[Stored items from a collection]
%%
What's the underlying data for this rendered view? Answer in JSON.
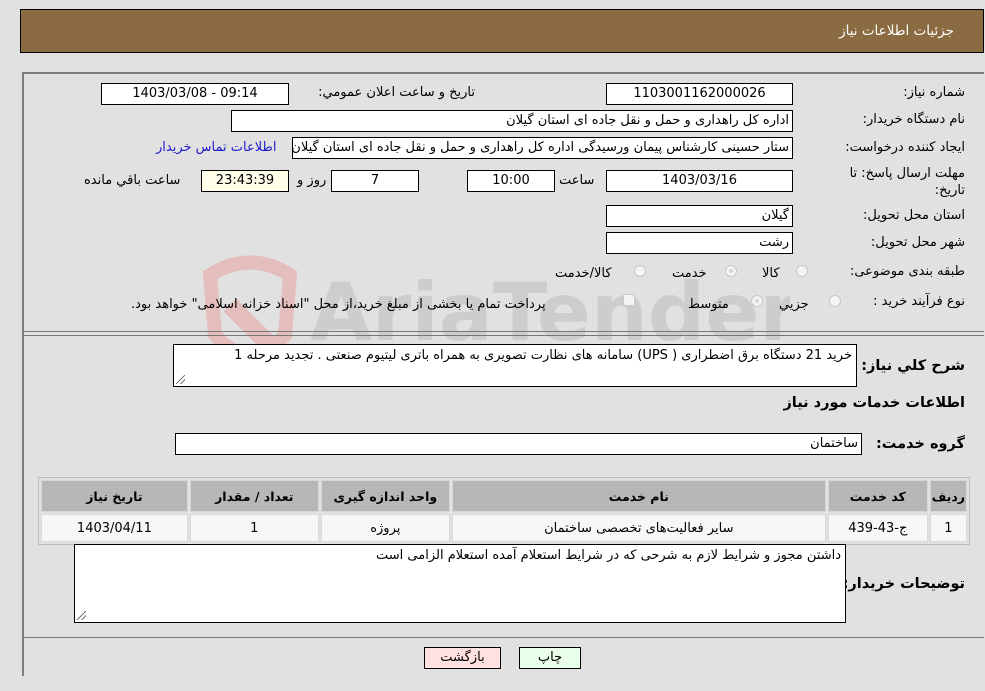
{
  "header": {
    "title": "جزئيات اطلاعات نیاز"
  },
  "fields": {
    "need_number": {
      "label": "شماره نیاز:",
      "value": "1103001162000026"
    },
    "announce_datetime": {
      "label": "تاریخ و ساعت اعلان عمومي:",
      "value": "1403/03/08 - 09:14"
    },
    "buyer_org": {
      "label": "نام دستگاه خریدار:",
      "value": "اداره کل راهداری و حمل و نقل جاده ای استان گیلان"
    },
    "requester": {
      "label": "ایجاد کننده درخواست:",
      "value": "ستار حسینی کارشناس پیمان ورسیدگی اداره کل راهداری و حمل و نقل جاده ای استان گیلان",
      "contact_link": "اطلاعات تماس خریدار"
    },
    "deadline": {
      "label": "مهلت ارسال پاسخ: تا تاریخ:",
      "date": "1403/03/16",
      "time_label": "ساعت",
      "time": "10:00",
      "days": "7",
      "days_label": "روز و",
      "remaining": "23:43:39",
      "remaining_label": "ساعت باقي مانده"
    },
    "province": {
      "label": "استان محل تحویل:",
      "value": "گیلان"
    },
    "city": {
      "label": "شهر محل تحویل:",
      "value": "رشت"
    },
    "category": {
      "label": "طبقه بندی موضوعی:",
      "options": [
        "کالا",
        "خدمت",
        "کالا/خدمت"
      ],
      "selected": "خدمت"
    },
    "purchase_process": {
      "label": "نوع فرآیند خرید :",
      "options": [
        "جزيي",
        "متوسط"
      ],
      "selected": "متوسط",
      "treasury_note": "پرداخت تمام یا بخشی از مبلغ خرید،از محل \"اسناد خزانه اسلامی\" خواهد بود."
    }
  },
  "description": {
    "label": "شرح کلي نیاز:",
    "value": "خرید  21 دستگاه برق اضطراری ( UPS) سامانه های نظارت تصویری به همراه باتری لیتیوم صنعتی . تجدید مرحله 1"
  },
  "services_section": {
    "title": "اطلاعات خدمات مورد نیاز",
    "group_label": "گروه خدمت:",
    "group_value": "ساختمان",
    "table": {
      "headers": [
        "ردیف",
        "کد خدمت",
        "نام خدمت",
        "واحد اندازه گیری",
        "تعداد / مقدار",
        "تاریخ نیاز"
      ],
      "rows": [
        [
          "1",
          "ج-43-439",
          "سایر فعالیت‌های تخصصی ساختمان",
          "پروژه",
          "1",
          "1403/04/11"
        ]
      ]
    }
  },
  "buyer_notes": {
    "label": "توضیحات خریدار:",
    "value": "داشتن مجوز و شرایط لازم به شرحی که در شرایط استعلام آمده استعلام الزامی است"
  },
  "buttons": {
    "print": "چاپ",
    "back": "بازگشت"
  },
  "colors": {
    "header_bg": "#8b6c42",
    "print_bg": "#eaffea",
    "back_bg": "#ffe1e1",
    "link": "#1c1ccc"
  },
  "watermark": "AriaTender.neT"
}
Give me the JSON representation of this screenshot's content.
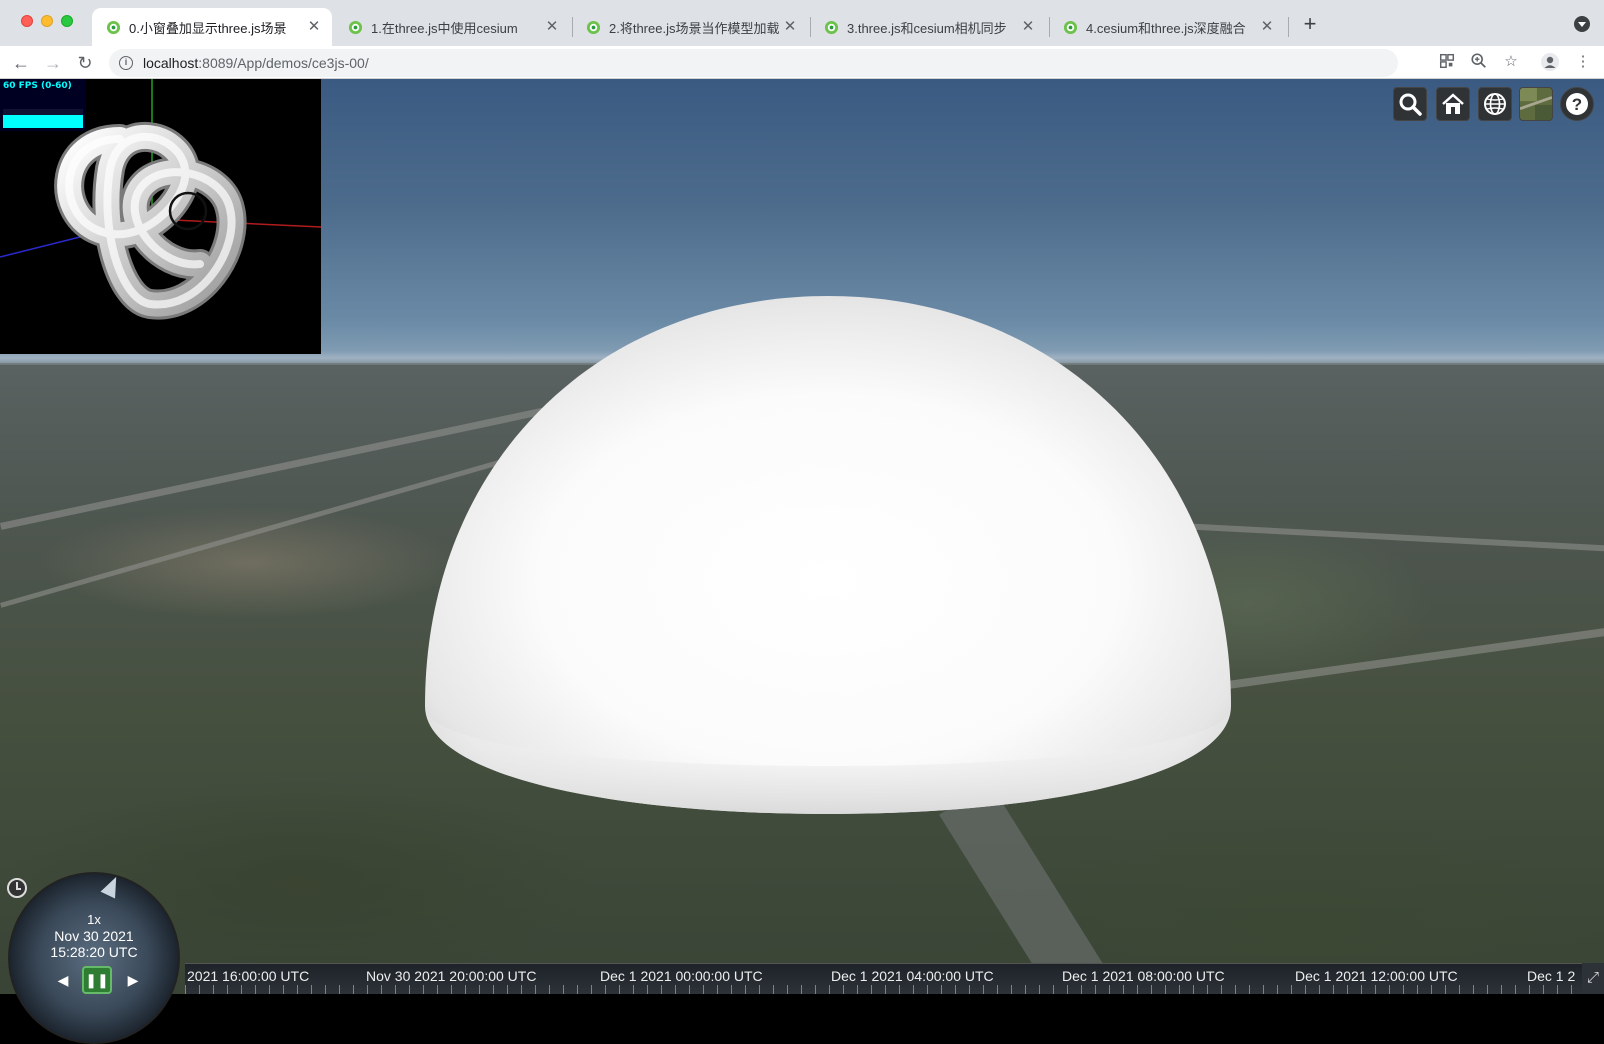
{
  "browser": {
    "tabs": [
      {
        "label": "0.小窗叠加显示three.js场景",
        "active": true
      },
      {
        "label": "1.在three.js中使用cesium",
        "active": false
      },
      {
        "label": "2.将three.js场景当作模型加载",
        "active": false
      },
      {
        "label": "3.three.js和cesium相机同步",
        "active": false
      },
      {
        "label": "4.cesium和three.js深度融合",
        "active": false
      }
    ],
    "url_host": "localhost",
    "url_path": ":8089/App/demos/ce3js-00/"
  },
  "stats": {
    "fps_label": "60 FPS (0-60)"
  },
  "cesium_toolbar": [
    "search-icon",
    "home-icon",
    "globe-icon",
    "imagery-layer-icon",
    "help-icon"
  ],
  "animation": {
    "speed": "1x",
    "date": "Nov 30 2021",
    "time": "15:28:20 UTC"
  },
  "timeline": {
    "labels": [
      "2021 16:00:00 UTC",
      "Nov 30 2021 20:00:00 UTC",
      "Dec 1 2021 00:00:00 UTC",
      "Dec 1 2021 04:00:00 UTC",
      "Dec 1 2021 08:00:00 UTC",
      "Dec 1 2021 12:00:00 UTC",
      "Dec 1 2"
    ]
  },
  "colors": {
    "tab_bar": "#dee1e6",
    "fps_text": "#00ffff"
  }
}
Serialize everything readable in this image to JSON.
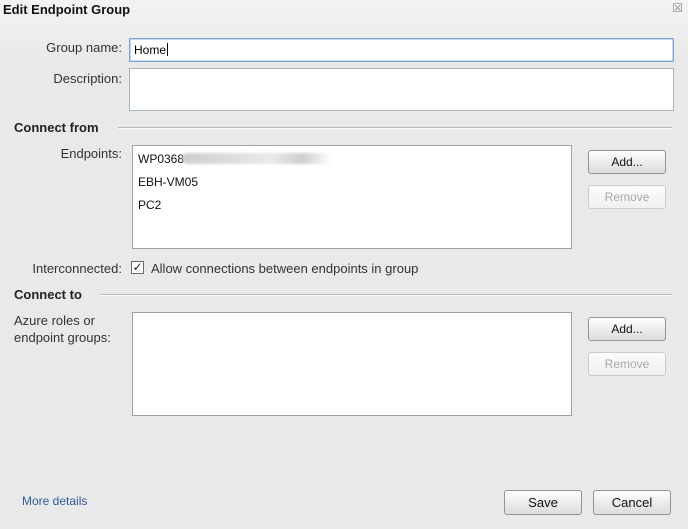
{
  "window": {
    "title": "Edit Endpoint Group",
    "close_glyph": "☒"
  },
  "form": {
    "group_name_label": "Group name:",
    "group_name_value": "Home",
    "description_label": "Description:",
    "description_value": ""
  },
  "connect_from": {
    "heading": "Connect from",
    "endpoints_label": "Endpoints:",
    "endpoints": [
      "WP0368",
      "EBH-VM05",
      "PC2"
    ],
    "add_label": "Add...",
    "remove_label": "Remove",
    "interconnected_label": "Interconnected:",
    "interconnected_checked": true,
    "check_glyph": "✓",
    "interconnected_text": "Allow connections between endpoints in group"
  },
  "connect_to": {
    "heading": "Connect to",
    "label_line1": "Azure roles or",
    "label_line2": "endpoint groups:",
    "items": [],
    "add_label": "Add...",
    "remove_label": "Remove"
  },
  "footer": {
    "more_details": "More details",
    "save_label": "Save",
    "cancel_label": "Cancel"
  },
  "colors": {
    "link": "#2d5a9e",
    "focus_border": "#7aa3d6",
    "background": "#ebebeb"
  },
  "icons": {
    "close": "close-icon",
    "check": "checkmark-icon"
  }
}
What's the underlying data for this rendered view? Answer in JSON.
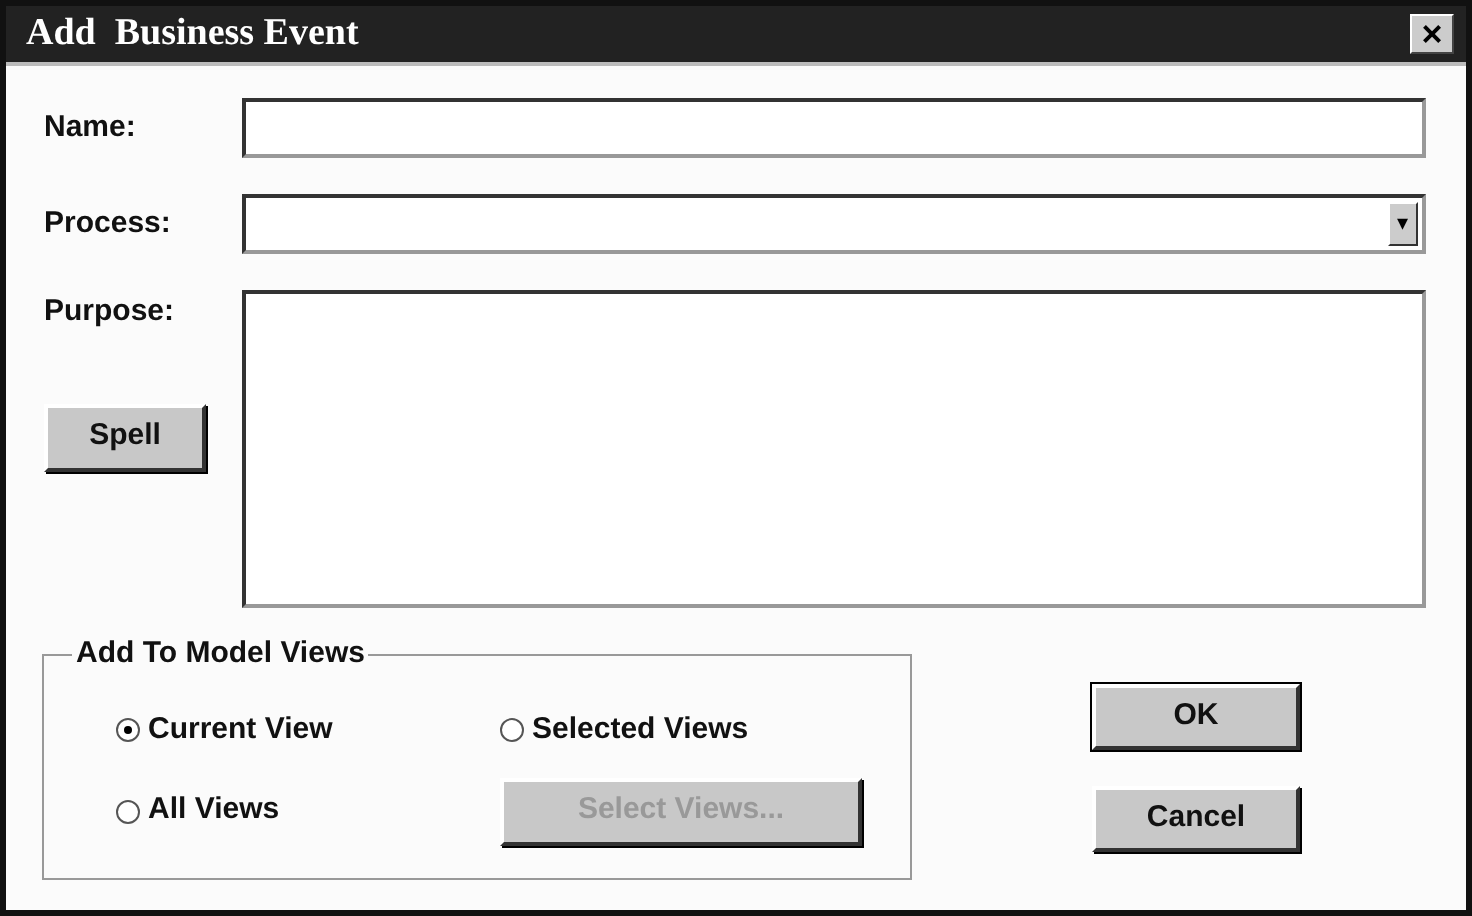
{
  "window": {
    "title": "Add  Business Event",
    "close": "×"
  },
  "fields": [
    {
      "kind": "text",
      "label": "Name:"
    },
    {
      "kind": "combo",
      "label": "Process:",
      "arrow": "▾"
    }
  ],
  "purpose": {
    "label": "Purpose:"
  },
  "spell_button": {
    "label": "Spell"
  },
  "group": {
    "title": "Add To Model Views",
    "options": [
      {
        "label": "Current View",
        "selected": true
      },
      {
        "label": "Selected Views",
        "selected": false
      },
      {
        "label": "All Views",
        "selected": false
      }
    ],
    "select_views_button": {
      "label": "Select Views...",
      "disabled": true
    }
  },
  "buttons": [
    {
      "label": "OK"
    },
    {
      "label": "Cancel"
    }
  ]
}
%%
Write out every line of the listing that holds the word "خریدار".

SOLUTION FOR THIS TASK:
      "label": "نام دستگاه خریدار:",
      "contact_link": "اطلاعات تماس خریدار"
    "label": "توضیحات خریدار:",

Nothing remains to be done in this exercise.